Stated task -> State how many lines in the listing below include the word "User". Give nothing but the number.

══════

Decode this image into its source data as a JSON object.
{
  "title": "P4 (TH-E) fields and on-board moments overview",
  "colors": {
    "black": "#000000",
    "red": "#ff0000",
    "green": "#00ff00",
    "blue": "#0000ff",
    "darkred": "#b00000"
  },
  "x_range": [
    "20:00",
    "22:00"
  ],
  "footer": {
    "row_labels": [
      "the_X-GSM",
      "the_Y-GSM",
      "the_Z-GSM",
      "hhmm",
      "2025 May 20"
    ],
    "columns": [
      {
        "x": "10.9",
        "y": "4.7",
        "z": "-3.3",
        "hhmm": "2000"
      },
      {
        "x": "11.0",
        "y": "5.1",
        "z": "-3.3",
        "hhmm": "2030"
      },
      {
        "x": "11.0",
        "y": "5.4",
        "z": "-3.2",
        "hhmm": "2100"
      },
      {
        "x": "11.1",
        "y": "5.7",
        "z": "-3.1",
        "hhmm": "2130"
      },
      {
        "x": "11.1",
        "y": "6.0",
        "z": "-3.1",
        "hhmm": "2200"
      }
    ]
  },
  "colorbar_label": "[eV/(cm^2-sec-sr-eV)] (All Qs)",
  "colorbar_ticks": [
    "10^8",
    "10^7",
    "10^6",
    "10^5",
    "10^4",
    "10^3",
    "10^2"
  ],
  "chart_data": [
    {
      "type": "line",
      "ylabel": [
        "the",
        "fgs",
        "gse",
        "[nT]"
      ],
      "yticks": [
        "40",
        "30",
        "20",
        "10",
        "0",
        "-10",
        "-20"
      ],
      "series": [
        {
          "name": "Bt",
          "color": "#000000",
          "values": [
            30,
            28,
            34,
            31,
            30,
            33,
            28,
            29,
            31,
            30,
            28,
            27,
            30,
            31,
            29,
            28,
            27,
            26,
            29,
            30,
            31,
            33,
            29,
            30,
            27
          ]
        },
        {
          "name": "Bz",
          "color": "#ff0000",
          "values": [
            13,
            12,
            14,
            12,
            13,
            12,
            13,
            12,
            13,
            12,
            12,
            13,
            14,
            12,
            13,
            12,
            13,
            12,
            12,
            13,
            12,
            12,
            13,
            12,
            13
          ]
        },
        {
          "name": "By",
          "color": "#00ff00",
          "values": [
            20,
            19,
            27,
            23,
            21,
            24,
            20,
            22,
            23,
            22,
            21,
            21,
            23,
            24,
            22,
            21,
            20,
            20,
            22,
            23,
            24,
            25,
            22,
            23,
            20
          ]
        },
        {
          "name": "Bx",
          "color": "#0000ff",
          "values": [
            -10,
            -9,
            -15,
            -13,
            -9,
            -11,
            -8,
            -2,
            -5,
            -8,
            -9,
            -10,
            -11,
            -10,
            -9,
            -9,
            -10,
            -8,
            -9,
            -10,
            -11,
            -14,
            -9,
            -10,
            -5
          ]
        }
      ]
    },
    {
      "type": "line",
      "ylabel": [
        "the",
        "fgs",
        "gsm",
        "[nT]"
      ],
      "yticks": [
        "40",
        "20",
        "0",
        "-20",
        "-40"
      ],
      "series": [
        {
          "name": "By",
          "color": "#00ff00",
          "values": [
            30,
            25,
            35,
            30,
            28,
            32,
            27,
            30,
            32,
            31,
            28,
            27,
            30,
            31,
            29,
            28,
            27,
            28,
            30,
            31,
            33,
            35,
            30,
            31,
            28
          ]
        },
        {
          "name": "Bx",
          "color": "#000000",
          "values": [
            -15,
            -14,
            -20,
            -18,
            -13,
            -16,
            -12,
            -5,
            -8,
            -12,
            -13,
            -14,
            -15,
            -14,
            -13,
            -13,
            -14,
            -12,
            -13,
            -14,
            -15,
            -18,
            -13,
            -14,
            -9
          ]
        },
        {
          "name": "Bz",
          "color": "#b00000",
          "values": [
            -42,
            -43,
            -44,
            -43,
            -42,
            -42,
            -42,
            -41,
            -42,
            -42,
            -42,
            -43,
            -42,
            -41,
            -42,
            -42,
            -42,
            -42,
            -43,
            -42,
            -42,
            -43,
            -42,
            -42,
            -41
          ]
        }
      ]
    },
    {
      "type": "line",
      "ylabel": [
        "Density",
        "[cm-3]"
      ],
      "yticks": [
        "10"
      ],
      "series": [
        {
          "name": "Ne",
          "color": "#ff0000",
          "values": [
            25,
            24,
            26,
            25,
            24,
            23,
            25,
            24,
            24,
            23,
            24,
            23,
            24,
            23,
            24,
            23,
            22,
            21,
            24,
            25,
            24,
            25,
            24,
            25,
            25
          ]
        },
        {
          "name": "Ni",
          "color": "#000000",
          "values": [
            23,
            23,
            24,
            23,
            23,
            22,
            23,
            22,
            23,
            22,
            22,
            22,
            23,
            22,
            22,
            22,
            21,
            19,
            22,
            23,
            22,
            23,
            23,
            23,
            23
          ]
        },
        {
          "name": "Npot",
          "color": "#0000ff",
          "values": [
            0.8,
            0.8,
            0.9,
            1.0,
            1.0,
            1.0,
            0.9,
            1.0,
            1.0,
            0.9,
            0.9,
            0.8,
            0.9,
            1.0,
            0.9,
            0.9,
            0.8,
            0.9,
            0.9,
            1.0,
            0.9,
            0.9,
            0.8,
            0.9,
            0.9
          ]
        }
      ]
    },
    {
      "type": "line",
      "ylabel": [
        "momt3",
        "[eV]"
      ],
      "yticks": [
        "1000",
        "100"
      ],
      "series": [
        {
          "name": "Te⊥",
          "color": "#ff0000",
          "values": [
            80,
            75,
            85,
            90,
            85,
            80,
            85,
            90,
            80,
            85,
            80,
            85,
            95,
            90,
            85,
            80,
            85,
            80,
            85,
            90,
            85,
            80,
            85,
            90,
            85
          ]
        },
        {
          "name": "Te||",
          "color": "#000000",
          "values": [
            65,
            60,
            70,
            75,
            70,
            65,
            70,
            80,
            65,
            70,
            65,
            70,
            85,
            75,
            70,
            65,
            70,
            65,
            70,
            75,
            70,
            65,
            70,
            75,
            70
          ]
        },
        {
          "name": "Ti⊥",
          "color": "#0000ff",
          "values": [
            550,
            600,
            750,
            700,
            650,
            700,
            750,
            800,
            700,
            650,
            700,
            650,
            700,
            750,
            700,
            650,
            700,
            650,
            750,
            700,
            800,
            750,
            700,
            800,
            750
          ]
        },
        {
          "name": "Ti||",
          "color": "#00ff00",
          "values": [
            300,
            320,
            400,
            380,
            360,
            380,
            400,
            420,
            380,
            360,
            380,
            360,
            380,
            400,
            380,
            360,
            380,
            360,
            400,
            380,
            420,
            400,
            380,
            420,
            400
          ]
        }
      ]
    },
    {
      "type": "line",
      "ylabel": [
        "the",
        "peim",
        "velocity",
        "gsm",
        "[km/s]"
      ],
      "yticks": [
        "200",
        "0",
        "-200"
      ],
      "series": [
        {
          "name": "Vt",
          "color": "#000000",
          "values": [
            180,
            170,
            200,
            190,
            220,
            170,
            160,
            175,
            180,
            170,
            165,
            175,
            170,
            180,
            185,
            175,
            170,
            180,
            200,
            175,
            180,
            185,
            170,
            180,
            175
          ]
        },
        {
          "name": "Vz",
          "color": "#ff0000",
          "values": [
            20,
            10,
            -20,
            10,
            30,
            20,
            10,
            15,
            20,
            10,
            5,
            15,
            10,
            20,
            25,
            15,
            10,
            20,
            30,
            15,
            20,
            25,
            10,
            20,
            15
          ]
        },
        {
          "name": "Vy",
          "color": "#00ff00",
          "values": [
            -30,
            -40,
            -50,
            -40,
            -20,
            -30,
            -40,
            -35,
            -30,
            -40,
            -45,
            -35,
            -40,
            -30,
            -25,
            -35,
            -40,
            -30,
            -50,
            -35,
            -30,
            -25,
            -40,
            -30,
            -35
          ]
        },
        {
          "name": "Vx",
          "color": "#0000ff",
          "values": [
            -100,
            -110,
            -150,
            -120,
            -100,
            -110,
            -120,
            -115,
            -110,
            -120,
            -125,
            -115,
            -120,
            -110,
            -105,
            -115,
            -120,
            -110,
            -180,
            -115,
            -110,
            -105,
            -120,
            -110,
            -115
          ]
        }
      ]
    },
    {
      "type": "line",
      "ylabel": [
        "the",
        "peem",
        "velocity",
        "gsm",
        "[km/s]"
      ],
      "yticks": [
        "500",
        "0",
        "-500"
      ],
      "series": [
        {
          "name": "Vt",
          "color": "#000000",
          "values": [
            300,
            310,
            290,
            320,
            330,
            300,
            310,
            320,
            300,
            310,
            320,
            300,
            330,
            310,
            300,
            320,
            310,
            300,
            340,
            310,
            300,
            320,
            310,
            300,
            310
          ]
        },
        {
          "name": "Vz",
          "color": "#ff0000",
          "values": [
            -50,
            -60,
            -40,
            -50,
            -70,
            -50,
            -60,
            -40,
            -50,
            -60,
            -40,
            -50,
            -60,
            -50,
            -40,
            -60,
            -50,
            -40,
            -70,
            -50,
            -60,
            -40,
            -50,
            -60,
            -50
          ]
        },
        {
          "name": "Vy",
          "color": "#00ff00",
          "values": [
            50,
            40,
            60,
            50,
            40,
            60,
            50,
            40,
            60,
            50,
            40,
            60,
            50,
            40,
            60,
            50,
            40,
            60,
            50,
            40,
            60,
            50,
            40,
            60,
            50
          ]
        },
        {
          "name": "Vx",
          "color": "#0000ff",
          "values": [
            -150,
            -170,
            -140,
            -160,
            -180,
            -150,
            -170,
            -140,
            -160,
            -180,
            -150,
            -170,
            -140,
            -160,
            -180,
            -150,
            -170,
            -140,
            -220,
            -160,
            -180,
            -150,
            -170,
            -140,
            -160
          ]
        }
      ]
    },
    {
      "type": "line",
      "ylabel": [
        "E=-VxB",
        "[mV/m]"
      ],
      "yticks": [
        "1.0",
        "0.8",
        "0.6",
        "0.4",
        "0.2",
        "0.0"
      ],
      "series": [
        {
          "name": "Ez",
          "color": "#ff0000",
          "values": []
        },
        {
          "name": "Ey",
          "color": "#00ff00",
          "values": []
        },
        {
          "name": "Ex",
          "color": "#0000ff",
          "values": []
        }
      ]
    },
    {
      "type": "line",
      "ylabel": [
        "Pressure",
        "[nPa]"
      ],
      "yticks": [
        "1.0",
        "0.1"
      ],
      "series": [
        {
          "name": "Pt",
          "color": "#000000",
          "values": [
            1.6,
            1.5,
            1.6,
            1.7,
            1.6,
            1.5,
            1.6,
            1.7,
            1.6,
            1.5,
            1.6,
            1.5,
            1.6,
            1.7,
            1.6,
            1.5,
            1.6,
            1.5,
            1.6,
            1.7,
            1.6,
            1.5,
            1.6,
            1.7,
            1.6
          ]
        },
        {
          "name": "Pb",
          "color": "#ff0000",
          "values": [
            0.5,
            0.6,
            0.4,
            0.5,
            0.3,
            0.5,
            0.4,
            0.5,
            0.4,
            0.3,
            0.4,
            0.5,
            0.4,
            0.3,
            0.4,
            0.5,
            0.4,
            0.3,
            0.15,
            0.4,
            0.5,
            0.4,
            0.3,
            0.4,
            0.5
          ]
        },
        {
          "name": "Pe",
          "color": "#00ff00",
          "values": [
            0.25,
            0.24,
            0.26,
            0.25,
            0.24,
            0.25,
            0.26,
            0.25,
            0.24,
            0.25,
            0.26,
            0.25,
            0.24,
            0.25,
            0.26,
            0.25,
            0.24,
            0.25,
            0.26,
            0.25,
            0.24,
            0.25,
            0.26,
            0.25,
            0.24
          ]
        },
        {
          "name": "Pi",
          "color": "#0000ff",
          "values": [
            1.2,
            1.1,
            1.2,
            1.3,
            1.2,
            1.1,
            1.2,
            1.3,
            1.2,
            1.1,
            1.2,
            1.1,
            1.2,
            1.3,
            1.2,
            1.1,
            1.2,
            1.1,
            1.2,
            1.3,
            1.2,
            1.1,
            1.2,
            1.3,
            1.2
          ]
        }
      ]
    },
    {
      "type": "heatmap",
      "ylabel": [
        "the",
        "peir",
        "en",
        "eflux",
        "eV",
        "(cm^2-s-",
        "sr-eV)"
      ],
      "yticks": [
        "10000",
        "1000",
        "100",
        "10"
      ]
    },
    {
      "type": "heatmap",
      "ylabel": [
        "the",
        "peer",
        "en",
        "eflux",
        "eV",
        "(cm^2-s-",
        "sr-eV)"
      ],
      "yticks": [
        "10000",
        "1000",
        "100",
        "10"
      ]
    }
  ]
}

══════

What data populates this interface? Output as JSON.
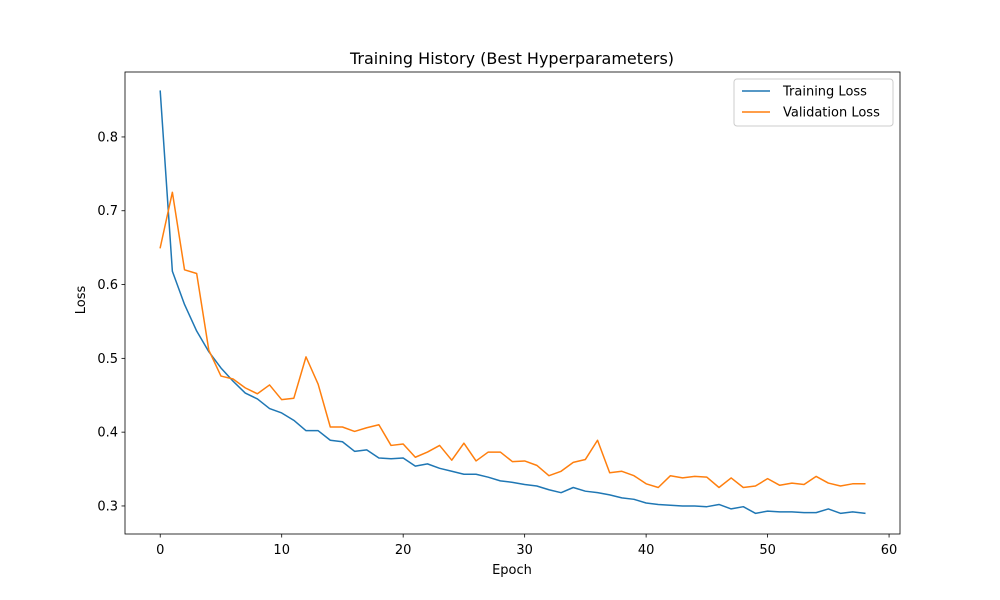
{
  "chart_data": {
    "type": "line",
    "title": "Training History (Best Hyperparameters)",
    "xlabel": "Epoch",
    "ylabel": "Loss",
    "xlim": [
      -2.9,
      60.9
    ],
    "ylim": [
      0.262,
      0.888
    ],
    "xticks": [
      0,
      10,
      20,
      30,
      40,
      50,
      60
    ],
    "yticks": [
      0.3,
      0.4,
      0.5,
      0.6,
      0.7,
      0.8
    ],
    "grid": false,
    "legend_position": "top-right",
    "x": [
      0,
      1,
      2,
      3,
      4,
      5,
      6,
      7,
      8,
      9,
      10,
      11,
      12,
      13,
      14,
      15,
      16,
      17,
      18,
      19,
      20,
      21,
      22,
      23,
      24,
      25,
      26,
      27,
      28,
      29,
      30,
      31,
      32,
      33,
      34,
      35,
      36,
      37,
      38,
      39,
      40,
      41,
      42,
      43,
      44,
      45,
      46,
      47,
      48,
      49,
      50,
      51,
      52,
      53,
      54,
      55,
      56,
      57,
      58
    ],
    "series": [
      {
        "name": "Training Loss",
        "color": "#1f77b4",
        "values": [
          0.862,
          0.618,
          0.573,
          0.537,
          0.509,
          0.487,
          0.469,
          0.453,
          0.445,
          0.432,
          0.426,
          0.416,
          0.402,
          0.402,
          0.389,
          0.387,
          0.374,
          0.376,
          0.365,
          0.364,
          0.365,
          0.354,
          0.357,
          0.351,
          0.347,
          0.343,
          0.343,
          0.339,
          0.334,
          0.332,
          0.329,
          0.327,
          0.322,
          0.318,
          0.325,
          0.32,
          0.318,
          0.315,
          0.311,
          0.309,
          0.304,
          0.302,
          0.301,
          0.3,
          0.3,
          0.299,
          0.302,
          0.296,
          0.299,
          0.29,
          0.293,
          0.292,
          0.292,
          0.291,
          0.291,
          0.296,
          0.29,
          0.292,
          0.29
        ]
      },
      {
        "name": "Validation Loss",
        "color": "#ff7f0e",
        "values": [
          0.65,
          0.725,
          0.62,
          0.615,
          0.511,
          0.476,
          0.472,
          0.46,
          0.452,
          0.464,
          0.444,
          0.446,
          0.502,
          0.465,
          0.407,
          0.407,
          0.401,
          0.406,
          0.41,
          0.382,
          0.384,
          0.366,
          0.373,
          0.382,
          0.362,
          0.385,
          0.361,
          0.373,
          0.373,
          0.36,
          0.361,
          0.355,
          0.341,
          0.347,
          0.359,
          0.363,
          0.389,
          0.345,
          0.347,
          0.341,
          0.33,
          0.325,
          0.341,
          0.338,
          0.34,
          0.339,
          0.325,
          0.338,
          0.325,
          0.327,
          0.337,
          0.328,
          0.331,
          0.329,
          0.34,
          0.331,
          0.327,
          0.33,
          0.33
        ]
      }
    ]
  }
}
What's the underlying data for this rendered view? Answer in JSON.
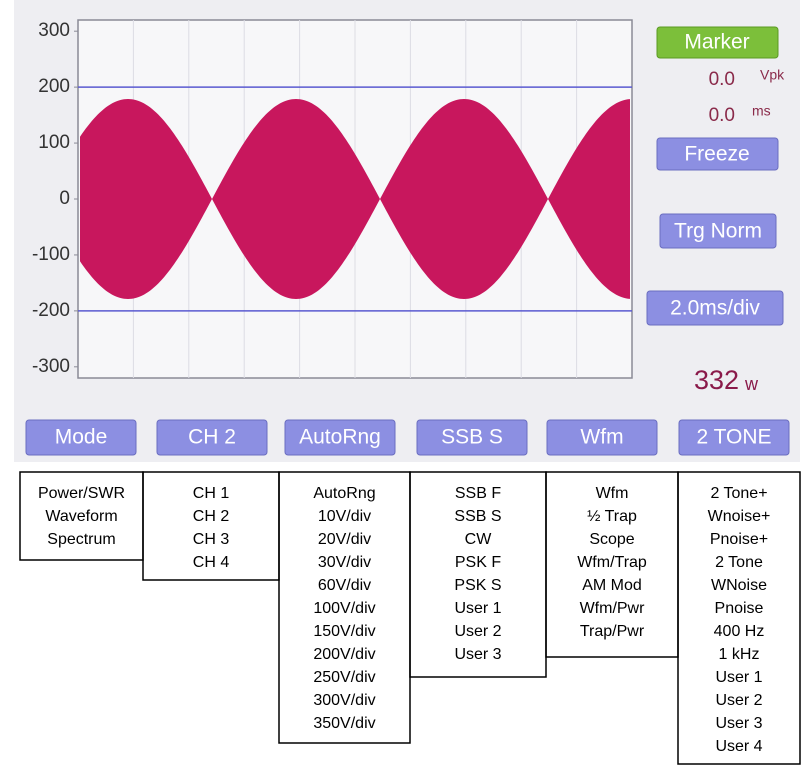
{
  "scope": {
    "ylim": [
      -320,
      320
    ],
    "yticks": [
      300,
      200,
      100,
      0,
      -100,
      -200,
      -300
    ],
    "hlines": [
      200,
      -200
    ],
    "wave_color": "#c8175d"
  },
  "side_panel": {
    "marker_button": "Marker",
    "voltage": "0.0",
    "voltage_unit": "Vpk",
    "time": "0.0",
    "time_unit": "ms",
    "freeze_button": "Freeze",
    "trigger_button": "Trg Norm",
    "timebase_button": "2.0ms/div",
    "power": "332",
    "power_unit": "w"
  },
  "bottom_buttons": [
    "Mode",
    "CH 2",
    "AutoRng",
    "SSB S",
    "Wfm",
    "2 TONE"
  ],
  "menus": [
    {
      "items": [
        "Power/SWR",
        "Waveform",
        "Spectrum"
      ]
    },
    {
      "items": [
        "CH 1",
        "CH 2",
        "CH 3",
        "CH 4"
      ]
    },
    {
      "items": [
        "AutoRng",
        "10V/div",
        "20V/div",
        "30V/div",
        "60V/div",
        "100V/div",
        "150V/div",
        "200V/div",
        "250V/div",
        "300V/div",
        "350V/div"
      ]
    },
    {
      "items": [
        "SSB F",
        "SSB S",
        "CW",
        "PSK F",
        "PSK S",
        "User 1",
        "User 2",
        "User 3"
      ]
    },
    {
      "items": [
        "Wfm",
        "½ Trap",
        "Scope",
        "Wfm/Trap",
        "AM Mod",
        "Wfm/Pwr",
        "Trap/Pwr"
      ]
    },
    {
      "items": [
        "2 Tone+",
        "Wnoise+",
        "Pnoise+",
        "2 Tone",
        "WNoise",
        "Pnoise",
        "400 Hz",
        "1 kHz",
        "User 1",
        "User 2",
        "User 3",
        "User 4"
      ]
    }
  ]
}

══════

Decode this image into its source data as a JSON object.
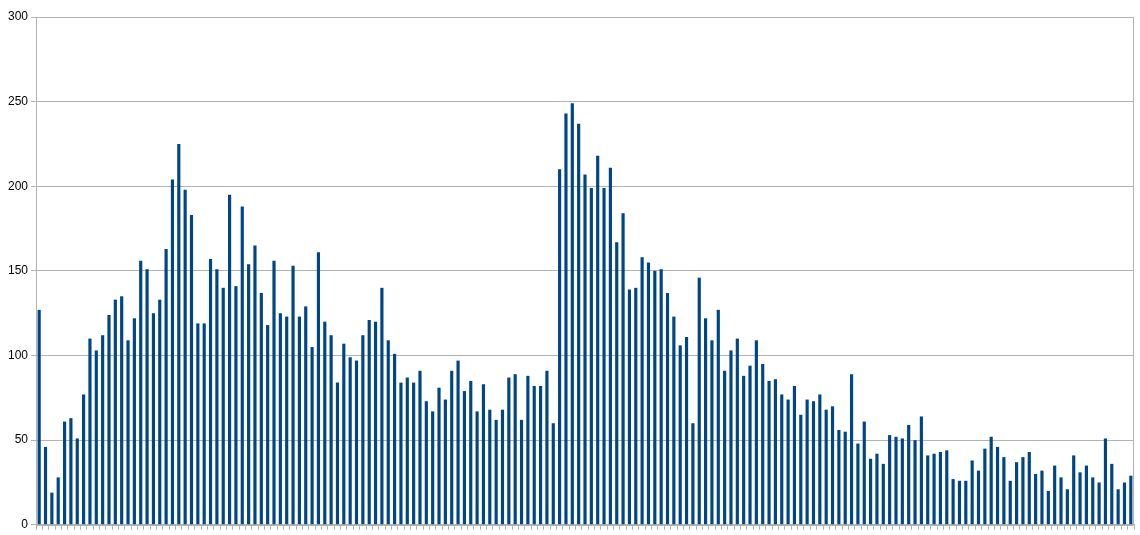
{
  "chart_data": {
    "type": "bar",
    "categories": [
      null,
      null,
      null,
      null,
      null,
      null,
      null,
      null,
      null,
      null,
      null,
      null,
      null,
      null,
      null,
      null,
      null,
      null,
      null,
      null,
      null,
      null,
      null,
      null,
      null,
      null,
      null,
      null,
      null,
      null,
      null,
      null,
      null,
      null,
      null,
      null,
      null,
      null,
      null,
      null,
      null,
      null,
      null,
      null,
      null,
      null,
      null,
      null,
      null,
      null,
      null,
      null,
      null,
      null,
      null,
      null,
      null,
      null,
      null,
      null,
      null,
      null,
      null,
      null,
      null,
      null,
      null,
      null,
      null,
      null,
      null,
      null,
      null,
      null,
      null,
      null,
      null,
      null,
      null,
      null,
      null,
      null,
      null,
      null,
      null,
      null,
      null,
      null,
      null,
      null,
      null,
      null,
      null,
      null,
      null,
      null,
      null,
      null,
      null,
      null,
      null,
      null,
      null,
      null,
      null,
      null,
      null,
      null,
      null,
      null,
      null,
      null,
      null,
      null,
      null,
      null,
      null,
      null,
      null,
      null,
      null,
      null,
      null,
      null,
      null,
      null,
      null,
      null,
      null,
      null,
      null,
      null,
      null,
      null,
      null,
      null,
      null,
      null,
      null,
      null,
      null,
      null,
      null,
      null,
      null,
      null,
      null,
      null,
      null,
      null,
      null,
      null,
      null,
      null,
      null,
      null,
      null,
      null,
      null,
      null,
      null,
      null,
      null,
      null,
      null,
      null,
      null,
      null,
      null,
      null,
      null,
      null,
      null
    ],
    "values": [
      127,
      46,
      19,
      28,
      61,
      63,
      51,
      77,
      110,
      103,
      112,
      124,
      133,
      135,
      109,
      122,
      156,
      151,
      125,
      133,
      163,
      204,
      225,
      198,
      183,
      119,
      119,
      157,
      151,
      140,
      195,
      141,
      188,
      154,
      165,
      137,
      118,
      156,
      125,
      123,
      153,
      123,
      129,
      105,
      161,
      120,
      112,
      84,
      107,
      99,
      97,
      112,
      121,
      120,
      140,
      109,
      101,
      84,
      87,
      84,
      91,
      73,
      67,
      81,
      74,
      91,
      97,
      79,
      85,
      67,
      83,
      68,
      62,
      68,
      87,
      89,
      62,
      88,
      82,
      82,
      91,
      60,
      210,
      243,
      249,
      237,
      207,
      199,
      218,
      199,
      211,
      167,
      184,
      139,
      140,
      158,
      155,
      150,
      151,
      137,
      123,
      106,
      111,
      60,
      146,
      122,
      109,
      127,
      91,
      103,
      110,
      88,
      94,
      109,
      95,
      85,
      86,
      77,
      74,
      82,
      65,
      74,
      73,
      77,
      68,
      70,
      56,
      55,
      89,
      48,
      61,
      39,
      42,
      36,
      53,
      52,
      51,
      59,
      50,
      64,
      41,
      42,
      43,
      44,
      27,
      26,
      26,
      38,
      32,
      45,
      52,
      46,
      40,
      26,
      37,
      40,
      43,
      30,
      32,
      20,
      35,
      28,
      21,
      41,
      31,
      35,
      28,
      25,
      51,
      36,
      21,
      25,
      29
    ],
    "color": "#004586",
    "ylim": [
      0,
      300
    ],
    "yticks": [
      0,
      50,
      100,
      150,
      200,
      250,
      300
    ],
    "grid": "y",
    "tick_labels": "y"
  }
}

══════

Response to the task -> 7